* Data records
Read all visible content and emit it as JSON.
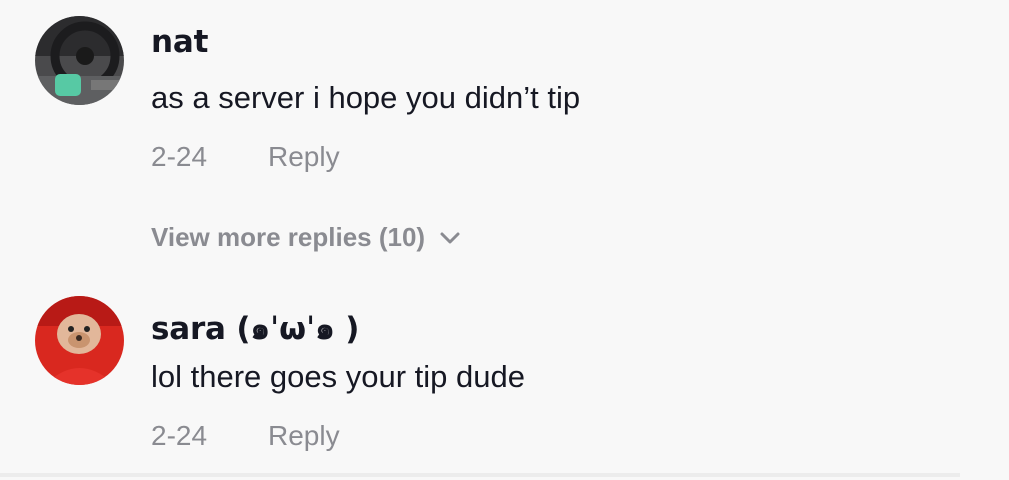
{
  "comments": [
    {
      "username": "nat",
      "text": "as a server i hope you didn’t tip",
      "date": "2-24",
      "reply_label": "Reply",
      "avatar_icon": "avatar-car-interior"
    },
    {
      "username": "sara (๑ˈωˈ๑ )",
      "text": "lol there goes your tip dude",
      "date": "2-24",
      "reply_label": "Reply",
      "avatar_icon": "avatar-dog-red-hoodie"
    }
  ],
  "view_more": {
    "label": "View more replies (10)",
    "icon": "chevron-down-icon"
  },
  "colors": {
    "background": "#f8f8f8",
    "primary_text": "#161823",
    "secondary_text": "#8a8b91"
  }
}
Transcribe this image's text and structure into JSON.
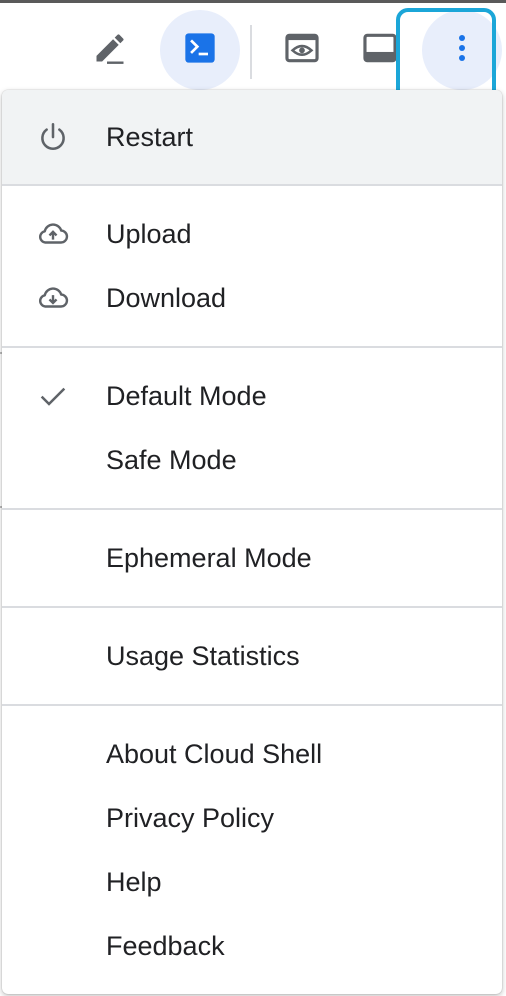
{
  "toolbar": {
    "buttons": [
      {
        "name": "open-editor-button",
        "icon": "pencil-icon"
      },
      {
        "name": "terminal-button",
        "icon": "terminal-icon",
        "active": true
      },
      {
        "name": "web-preview-button",
        "icon": "web-preview-icon"
      },
      {
        "name": "layout-button",
        "icon": "panel-layout-icon"
      },
      {
        "name": "more-options-button",
        "icon": "more-vert-icon"
      }
    ]
  },
  "menu": {
    "items": [
      {
        "label": "Restart",
        "icon": "power-icon"
      },
      {
        "label": "Upload",
        "icon": "cloud-upload-icon"
      },
      {
        "label": "Download",
        "icon": "cloud-download-icon"
      },
      {
        "label": "Default Mode",
        "icon": "check-icon",
        "checked": true
      },
      {
        "label": "Safe Mode"
      },
      {
        "label": "Ephemeral Mode"
      },
      {
        "label": "Usage Statistics"
      },
      {
        "label": "About Cloud Shell"
      },
      {
        "label": "Privacy Policy"
      },
      {
        "label": "Help"
      },
      {
        "label": "Feedback"
      }
    ]
  },
  "colors": {
    "accent_blue": "#1a73e8",
    "highlight_border": "#1ba6d8",
    "icon_gray": "#5f6368",
    "text": "#202124",
    "hover_bg": "#f1f3f4",
    "active_bg": "#e8eefb"
  }
}
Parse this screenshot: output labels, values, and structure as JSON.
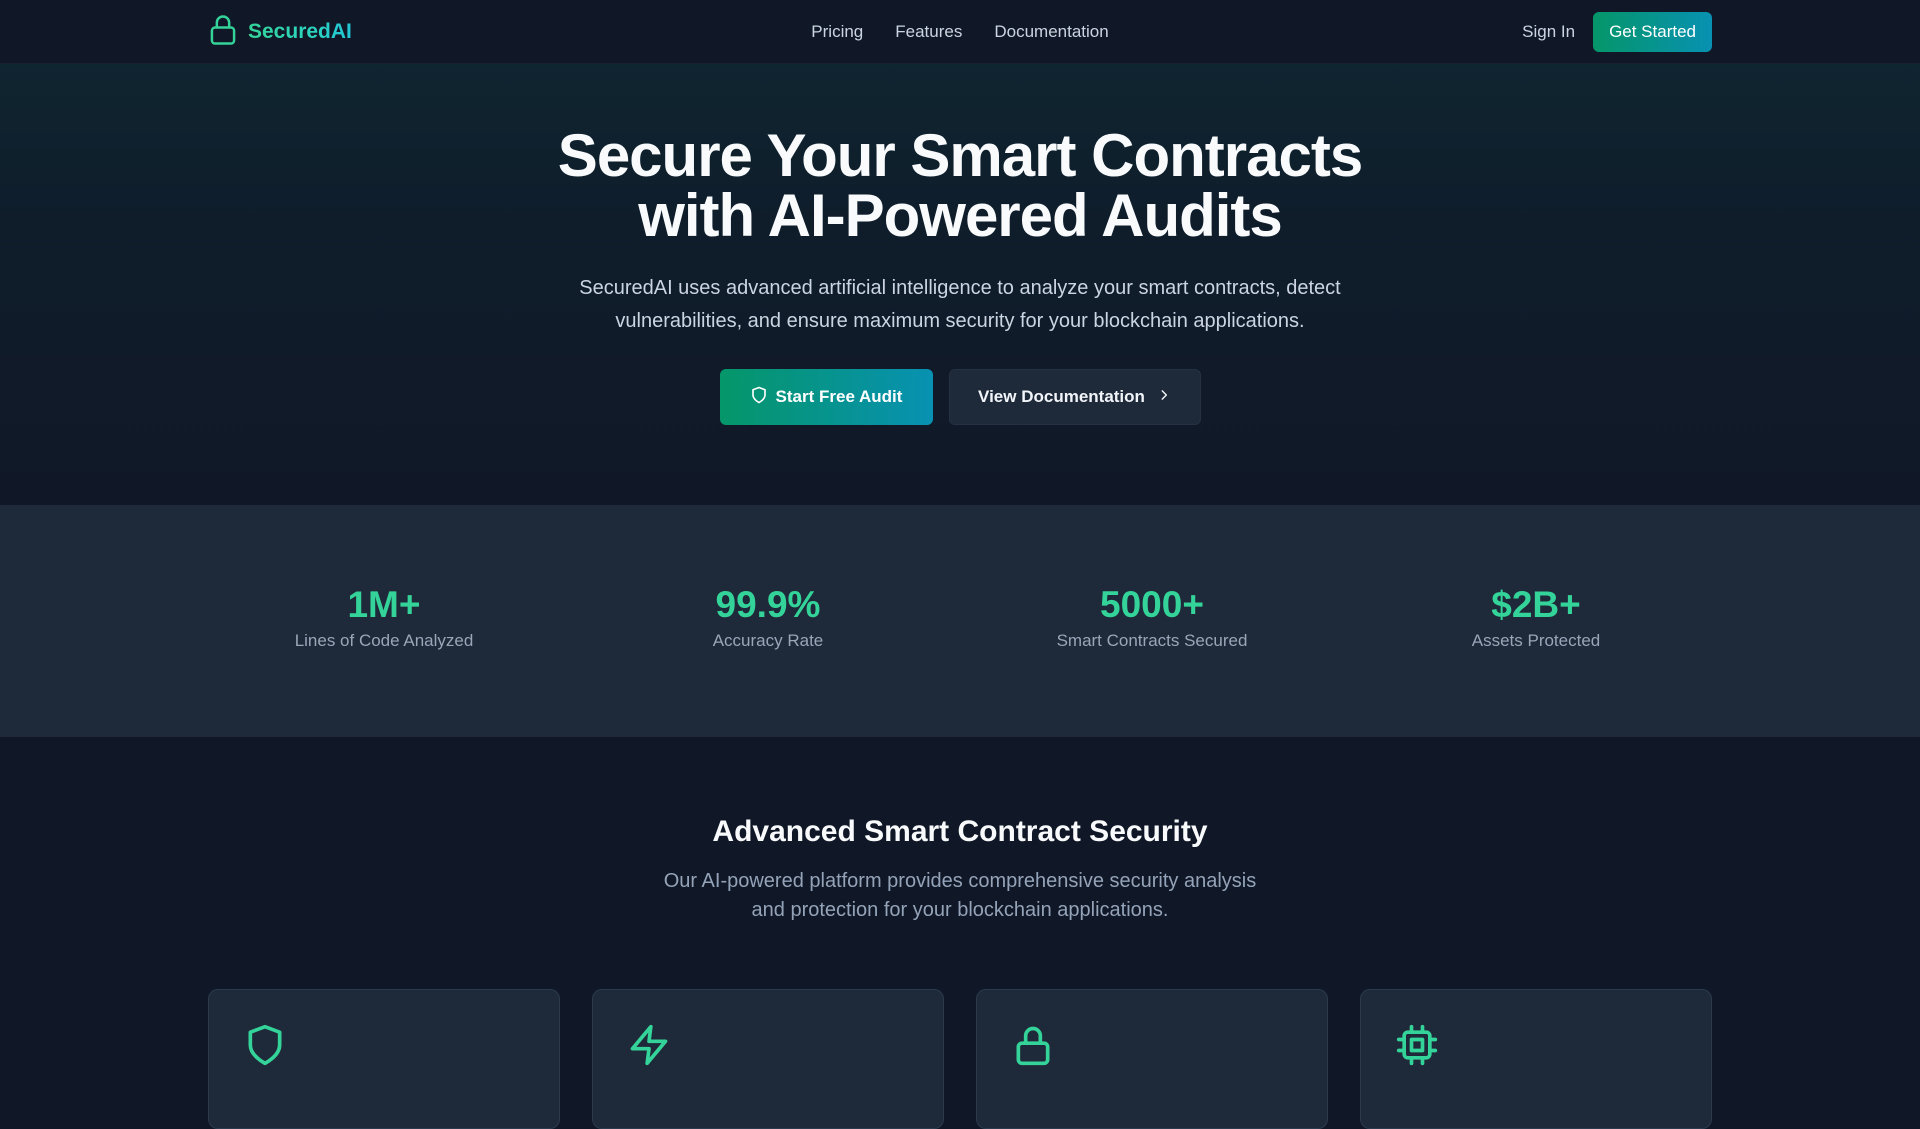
{
  "nav": {
    "brand": "SecuredAI",
    "links": [
      "Pricing",
      "Features",
      "Documentation"
    ],
    "sign_in": "Sign In",
    "get_started": "Get Started"
  },
  "hero": {
    "title_line1": "Secure Your Smart Contracts",
    "title_line2": "with AI-Powered Audits",
    "subtitle_line1": "SecuredAI uses advanced artificial intelligence to analyze your smart contracts, detect",
    "subtitle_line2": "vulnerabilities, and ensure maximum security for your blockchain applications.",
    "primary_cta": "Start Free Audit",
    "secondary_cta": "View Documentation"
  },
  "stats": [
    {
      "value": "1M+",
      "label": "Lines of Code Analyzed"
    },
    {
      "value": "99.9%",
      "label": "Accuracy Rate"
    },
    {
      "value": "5000+",
      "label": "Smart Contracts Secured"
    },
    {
      "value": "$2B+",
      "label": "Assets Protected"
    }
  ],
  "features": {
    "title": "Advanced Smart Contract Security",
    "subtitle_line1": "Our AI-powered platform provides comprehensive security analysis",
    "subtitle_line2": "and protection for your blockchain applications.",
    "card_icons": [
      "shield-icon",
      "lightning-icon",
      "lock-icon",
      "cpu-chip-icon"
    ]
  },
  "colors": {
    "accent": "#34d399",
    "background": "#101827",
    "surface": "#1e2939",
    "gradient_start": "#059669",
    "gradient_end": "#0891b2"
  }
}
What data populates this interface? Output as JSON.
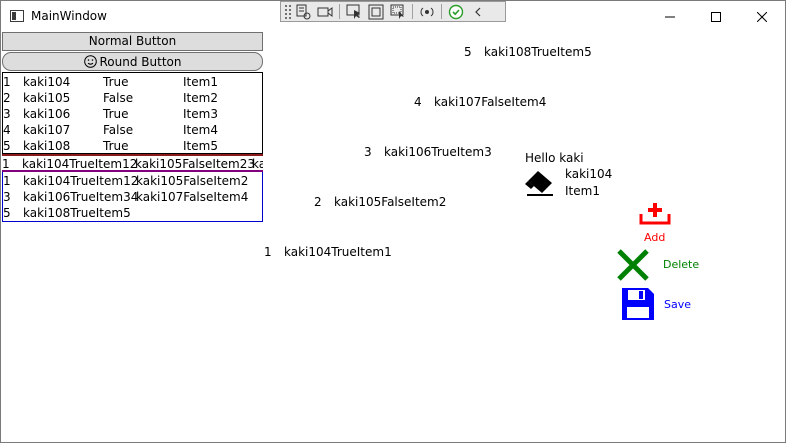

* Exercise task
Quote every record above exactly, leaving out any pictures.

* Reply to the task
Read all visible content and emit it as JSON.
{
  "comments": [
    {
      "username": "nat",
      "text": "as a server i hope you didn’t tip",
      "date": "2-24",
      "reply_label": "Reply",
      "avatar_icon": "avatar-car-interior"
    },
    {
      "username": "sara (๑ˈωˈ๑ )",
      "text": "lol there goes your tip dude",
      "date": "2-24",
      "reply_label": "Reply",
      "avatar_icon": "avatar-dog-red-hoodie"
    }
  ],
  "view_more": {
    "label": "View more replies (10)",
    "icon": "chevron-down-icon"
  },
  "colors": {
    "background": "#f8f8f8",
    "primary_text": "#161823",
    "secondary_text": "#8a8b91"
  }
}
Transcribe this image's text and structure into JSON.
{
  "toolbar": {
    "buttons": [
      {
        "name": "open-editor-button",
        "icon": "pencil-icon"
      },
      {
        "name": "terminal-button",
        "icon": "terminal-icon",
        "active": true
      },
      {
        "name": "web-preview-button",
        "icon": "web-preview-icon"
      },
      {
        "name": "layout-button",
        "icon": "panel-layout-icon"
      },
      {
        "name": "more-options-button",
        "icon": "more-vert-icon"
      }
    ]
  },
  "menu": {
    "items": [
      {
        "label": "Restart",
        "icon": "power-icon"
      },
      {
        "label": "Upload",
        "icon": "cloud-upload-icon"
      },
      {
        "label": "Download",
        "icon": "cloud-download-icon"
      },
      {
        "label": "Default Mode",
        "icon": "check-icon",
        "checked": true
      },
      {
        "label": "Safe Mode"
      },
      {
        "label": "Ephemeral Mode"
      },
      {
        "label": "Usage Statistics"
      },
      {
        "label": "About Cloud Shell"
      },
      {
        "label": "Privacy Policy"
      },
      {
        "label": "Help"
      },
      {
        "label": "Feedback"
      }
    ]
  },
  "colors": {
    "accent_blue": "#1a73e8",
    "highlight_border": "#1ba6d8",
    "icon_gray": "#5f6368",
    "text": "#202124",
    "hover_bg": "#f1f3f4",
    "active_bg": "#e8eefb"
  }
}
Parse this screenshot: output labels, values, and structure as JSON.
{
  "nav": {
    "brand": "SecuredAI",
    "links": [
      "Pricing",
      "Features",
      "Documentation"
    ],
    "sign_in": "Sign In",
    "get_started": "Get Started"
  },
  "hero": {
    "title_line1": "Secure Your Smart Contracts",
    "title_line2": "with AI-Powered Audits",
    "subtitle_line1": "SecuredAI uses advanced artificial intelligence to analyze your smart contracts, detect",
    "subtitle_line2": "vulnerabilities, and ensure maximum security for your blockchain applications.",
    "primary_cta": "Start Free Audit",
    "secondary_cta": "View Documentation"
  },
  "stats": [
    {
      "value": "1M+",
      "label": "Lines of Code Analyzed"
    },
    {
      "value": "99.9%",
      "label": "Accuracy Rate"
    },
    {
      "value": "5000+",
      "label": "Smart Contracts Secured"
    },
    {
      "value": "$2B+",
      "label": "Assets Protected"
    }
  ],
  "features": {
    "title": "Advanced Smart Contract Security",
    "subtitle_line1": "Our AI-powered platform provides comprehensive security analysis",
    "subtitle_line2": "and protection for your blockchain applications.",
    "card_icons": [
      "shield-icon",
      "lightning-icon",
      "lock-icon",
      "cpu-chip-icon"
    ]
  },
  "colors": {
    "accent": "#34d399",
    "background": "#101827",
    "surface": "#1e2939",
    "gradient_start": "#059669",
    "gradient_end": "#0891b2"
  }
}
What data populates this interface? Output as JSON.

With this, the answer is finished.